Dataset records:
** Begin **

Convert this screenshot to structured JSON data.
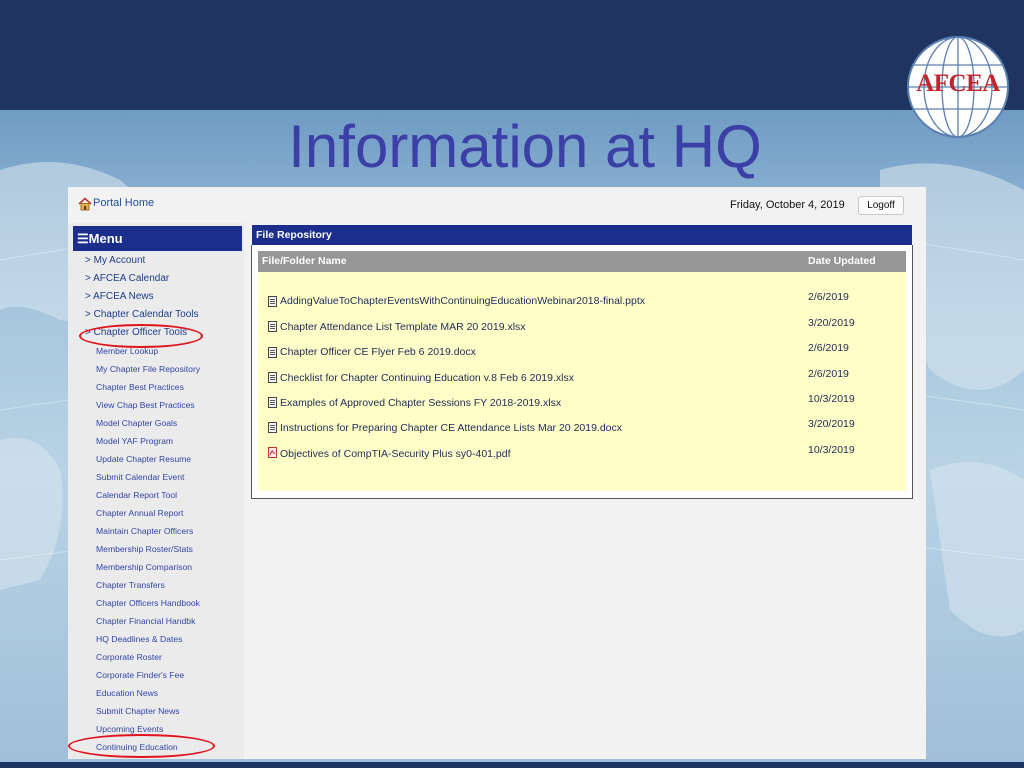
{
  "slide": {
    "title": "Information at HQ",
    "logo_text": "AFCEA"
  },
  "portal": {
    "home_label": "Portal Home",
    "date": "Friday, October 4, 2019",
    "logoff_label": "Logoff"
  },
  "menu": {
    "header": "Menu",
    "top_items": [
      "> My Account",
      "> AFCEA Calendar",
      "> AFCEA News",
      "> Chapter Calendar Tools",
      "> Chapter Officer Tools"
    ],
    "sub_items": [
      "Member Lookup",
      "My Chapter File Repository",
      "Chapter Best Practices",
      "View Chap Best Practices",
      "Model Chapter Goals",
      "Model YAF Program",
      "Update Chapter Resume",
      "Submit Calendar Event",
      "Calendar Report Tool",
      "Chapter Annual Report",
      "Maintain Chapter Officers",
      "Membership Roster/Stats",
      "Membership Comparison",
      "Chapter Transfers",
      "Chapter Officers Handbook",
      "Chapter Financial Handbk",
      "HQ Deadlines & Dates",
      "Corporate Roster",
      "Corporate Finder's Fee",
      "Education News",
      "Submit Chapter News",
      "Upcoming Events",
      "Continuing Education"
    ]
  },
  "repository": {
    "header": "File Repository",
    "col_name": "File/Folder Name",
    "col_date": "Date Updated",
    "files": [
      {
        "name": "AddingValueToChapterEventsWithContinuingEducationWebinar2018-final.pptx",
        "date": "2/6/2019",
        "icon": "document-icon"
      },
      {
        "name": "Chapter Attendance List Template MAR 20 2019.xlsx",
        "date": "3/20/2019",
        "icon": "document-icon"
      },
      {
        "name": "Chapter Officer CE Flyer Feb 6 2019.docx",
        "date": "2/6/2019",
        "icon": "document-icon"
      },
      {
        "name": "Checklist for Chapter Continuing Education v.8 Feb 6 2019.xlsx",
        "date": "2/6/2019",
        "icon": "document-icon"
      },
      {
        "name": "Examples of Approved Chapter Sessions FY 2018-2019.xlsx",
        "date": "10/3/2019",
        "icon": "document-icon"
      },
      {
        "name": "Instructions for Preparing Chapter CE Attendance Lists Mar 20 2019.docx",
        "date": "3/20/2019",
        "icon": "document-icon"
      },
      {
        "name": "Objectives of CompTIA-Security Plus sy0-401.pdf",
        "date": "10/3/2019",
        "icon": "pdf-icon"
      }
    ]
  },
  "colors": {
    "navy": "#1f3461",
    "menu_blue": "#1b2e8c",
    "title_purple": "#3b3fa6",
    "highlight_red": "#e0141e",
    "panel_yellow": "#ffffc8"
  }
}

** End **

WHAT YOU SHOULD DO:
Write the listing out a second time exactly, dropping all images.

COMPLETE ANSWER:
Convert this screenshot to structured JSON data.
{
  "slide": {
    "title": "Information at HQ",
    "logo_text": "AFCEA"
  },
  "portal": {
    "home_label": "Portal Home",
    "date": "Friday, October 4, 2019",
    "logoff_label": "Logoff"
  },
  "menu": {
    "header": "Menu",
    "top_items": [
      "> My Account",
      "> AFCEA Calendar",
      "> AFCEA News",
      "> Chapter Calendar Tools",
      "> Chapter Officer Tools"
    ],
    "sub_items": [
      "Member Lookup",
      "My Chapter File Repository",
      "Chapter Best Practices",
      "View Chap Best Practices",
      "Model Chapter Goals",
      "Model YAF Program",
      "Update Chapter Resume",
      "Submit Calendar Event",
      "Calendar Report Tool",
      "Chapter Annual Report",
      "Maintain Chapter Officers",
      "Membership Roster/Stats",
      "Membership Comparison",
      "Chapter Transfers",
      "Chapter Officers Handbook",
      "Chapter Financial Handbk",
      "HQ Deadlines & Dates",
      "Corporate Roster",
      "Corporate Finder's Fee",
      "Education News",
      "Submit Chapter News",
      "Upcoming Events",
      "Continuing Education"
    ]
  },
  "repository": {
    "header": "File Repository",
    "col_name": "File/Folder Name",
    "col_date": "Date Updated",
    "files": [
      {
        "name": "AddingValueToChapterEventsWithContinuingEducationWebinar2018-final.pptx",
        "date": "2/6/2019",
        "icon": "document-icon"
      },
      {
        "name": "Chapter Attendance List Template MAR 20 2019.xlsx",
        "date": "3/20/2019",
        "icon": "document-icon"
      },
      {
        "name": "Chapter Officer CE Flyer Feb 6 2019.docx",
        "date": "2/6/2019",
        "icon": "document-icon"
      },
      {
        "name": "Checklist for Chapter Continuing Education v.8 Feb 6 2019.xlsx",
        "date": "2/6/2019",
        "icon": "document-icon"
      },
      {
        "name": "Examples of Approved Chapter Sessions FY 2018-2019.xlsx",
        "date": "10/3/2019",
        "icon": "document-icon"
      },
      {
        "name": "Instructions for Preparing Chapter CE Attendance Lists Mar 20 2019.docx",
        "date": "3/20/2019",
        "icon": "document-icon"
      },
      {
        "name": "Objectives of CompTIA-Security Plus sy0-401.pdf",
        "date": "10/3/2019",
        "icon": "pdf-icon"
      }
    ]
  },
  "colors": {
    "navy": "#1f3461",
    "menu_blue": "#1b2e8c",
    "title_purple": "#3b3fa6",
    "highlight_red": "#e0141e",
    "panel_yellow": "#ffffc8"
  }
}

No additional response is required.